# Entries shown:
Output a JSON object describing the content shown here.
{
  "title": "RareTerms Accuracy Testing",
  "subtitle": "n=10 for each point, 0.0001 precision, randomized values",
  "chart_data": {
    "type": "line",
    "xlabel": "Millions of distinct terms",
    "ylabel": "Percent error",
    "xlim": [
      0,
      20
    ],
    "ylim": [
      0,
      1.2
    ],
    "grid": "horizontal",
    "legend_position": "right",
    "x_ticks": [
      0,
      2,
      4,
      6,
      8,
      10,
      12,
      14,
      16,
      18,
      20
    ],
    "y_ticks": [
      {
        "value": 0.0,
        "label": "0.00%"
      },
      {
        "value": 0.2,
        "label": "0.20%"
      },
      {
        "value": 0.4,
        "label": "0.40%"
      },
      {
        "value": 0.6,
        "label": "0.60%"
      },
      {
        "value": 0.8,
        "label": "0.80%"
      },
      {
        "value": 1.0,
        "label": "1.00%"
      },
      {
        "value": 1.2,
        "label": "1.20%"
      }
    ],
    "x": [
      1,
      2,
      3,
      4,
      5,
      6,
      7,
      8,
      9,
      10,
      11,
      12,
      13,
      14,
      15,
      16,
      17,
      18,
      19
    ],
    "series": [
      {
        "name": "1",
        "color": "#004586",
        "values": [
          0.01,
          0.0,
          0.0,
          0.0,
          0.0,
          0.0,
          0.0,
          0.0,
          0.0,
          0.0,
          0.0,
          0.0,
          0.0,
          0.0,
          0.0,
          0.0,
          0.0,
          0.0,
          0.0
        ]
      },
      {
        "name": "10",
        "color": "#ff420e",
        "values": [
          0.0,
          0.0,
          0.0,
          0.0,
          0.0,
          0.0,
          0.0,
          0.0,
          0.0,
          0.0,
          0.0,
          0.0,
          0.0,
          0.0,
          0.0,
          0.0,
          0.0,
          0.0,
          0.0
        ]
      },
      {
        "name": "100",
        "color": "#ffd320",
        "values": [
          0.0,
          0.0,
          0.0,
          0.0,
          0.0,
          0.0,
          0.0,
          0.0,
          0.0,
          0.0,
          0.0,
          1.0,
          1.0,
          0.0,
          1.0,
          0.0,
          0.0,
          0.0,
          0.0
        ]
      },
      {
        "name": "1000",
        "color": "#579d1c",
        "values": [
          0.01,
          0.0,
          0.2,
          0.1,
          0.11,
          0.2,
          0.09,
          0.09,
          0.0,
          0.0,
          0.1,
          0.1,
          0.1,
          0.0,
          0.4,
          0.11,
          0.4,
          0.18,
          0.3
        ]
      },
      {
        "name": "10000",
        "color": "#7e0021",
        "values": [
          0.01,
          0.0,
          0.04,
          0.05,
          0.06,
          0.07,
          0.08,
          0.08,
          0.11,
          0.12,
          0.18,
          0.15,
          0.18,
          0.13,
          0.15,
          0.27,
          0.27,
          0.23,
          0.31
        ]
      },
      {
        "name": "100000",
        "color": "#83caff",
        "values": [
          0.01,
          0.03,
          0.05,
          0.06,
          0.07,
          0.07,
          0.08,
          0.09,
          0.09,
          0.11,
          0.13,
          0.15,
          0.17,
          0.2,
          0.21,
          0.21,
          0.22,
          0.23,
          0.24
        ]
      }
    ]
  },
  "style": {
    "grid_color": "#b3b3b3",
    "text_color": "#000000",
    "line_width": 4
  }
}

# Set task:
Print every line of the records exactly. Omit nothing.

# Exercise output:
Output a JSON object describing the content shown here.
{
  "title": "RareTerms Accuracy Testing",
  "subtitle": "n=10 for each point, 0.0001 precision, randomized values",
  "chart_data": {
    "type": "line",
    "xlabel": "Millions of distinct terms",
    "ylabel": "Percent error",
    "xlim": [
      0,
      20
    ],
    "ylim": [
      0,
      1.2
    ],
    "grid": "horizontal",
    "legend_position": "right",
    "x_ticks": [
      0,
      2,
      4,
      6,
      8,
      10,
      12,
      14,
      16,
      18,
      20
    ],
    "y_ticks": [
      {
        "value": 0.0,
        "label": "0.00%"
      },
      {
        "value": 0.2,
        "label": "0.20%"
      },
      {
        "value": 0.4,
        "label": "0.40%"
      },
      {
        "value": 0.6,
        "label": "0.60%"
      },
      {
        "value": 0.8,
        "label": "0.80%"
      },
      {
        "value": 1.0,
        "label": "1.00%"
      },
      {
        "value": 1.2,
        "label": "1.20%"
      }
    ],
    "x": [
      1,
      2,
      3,
      4,
      5,
      6,
      7,
      8,
      9,
      10,
      11,
      12,
      13,
      14,
      15,
      16,
      17,
      18,
      19
    ],
    "series": [
      {
        "name": "1",
        "color": "#004586",
        "values": [
          0.01,
          0.0,
          0.0,
          0.0,
          0.0,
          0.0,
          0.0,
          0.0,
          0.0,
          0.0,
          0.0,
          0.0,
          0.0,
          0.0,
          0.0,
          0.0,
          0.0,
          0.0,
          0.0
        ]
      },
      {
        "name": "10",
        "color": "#ff420e",
        "values": [
          0.0,
          0.0,
          0.0,
          0.0,
          0.0,
          0.0,
          0.0,
          0.0,
          0.0,
          0.0,
          0.0,
          0.0,
          0.0,
          0.0,
          0.0,
          0.0,
          0.0,
          0.0,
          0.0
        ]
      },
      {
        "name": "100",
        "color": "#ffd320",
        "values": [
          0.0,
          0.0,
          0.0,
          0.0,
          0.0,
          0.0,
          0.0,
          0.0,
          0.0,
          0.0,
          0.0,
          1.0,
          1.0,
          0.0,
          1.0,
          0.0,
          0.0,
          0.0,
          0.0
        ]
      },
      {
        "name": "1000",
        "color": "#579d1c",
        "values": [
          0.01,
          0.0,
          0.2,
          0.1,
          0.11,
          0.2,
          0.09,
          0.09,
          0.0,
          0.0,
          0.1,
          0.1,
          0.1,
          0.0,
          0.4,
          0.11,
          0.4,
          0.18,
          0.3
        ]
      },
      {
        "name": "10000",
        "color": "#7e0021",
        "values": [
          0.01,
          0.0,
          0.04,
          0.05,
          0.06,
          0.07,
          0.08,
          0.08,
          0.11,
          0.12,
          0.18,
          0.15,
          0.18,
          0.13,
          0.15,
          0.27,
          0.27,
          0.23,
          0.31
        ]
      },
      {
        "name": "100000",
        "color": "#83caff",
        "values": [
          0.01,
          0.03,
          0.05,
          0.06,
          0.07,
          0.07,
          0.08,
          0.09,
          0.09,
          0.11,
          0.13,
          0.15,
          0.17,
          0.2,
          0.21,
          0.21,
          0.22,
          0.23,
          0.24
        ]
      }
    ]
  },
  "style": {
    "grid_color": "#b3b3b3",
    "text_color": "#000000",
    "line_width": 4
  }
}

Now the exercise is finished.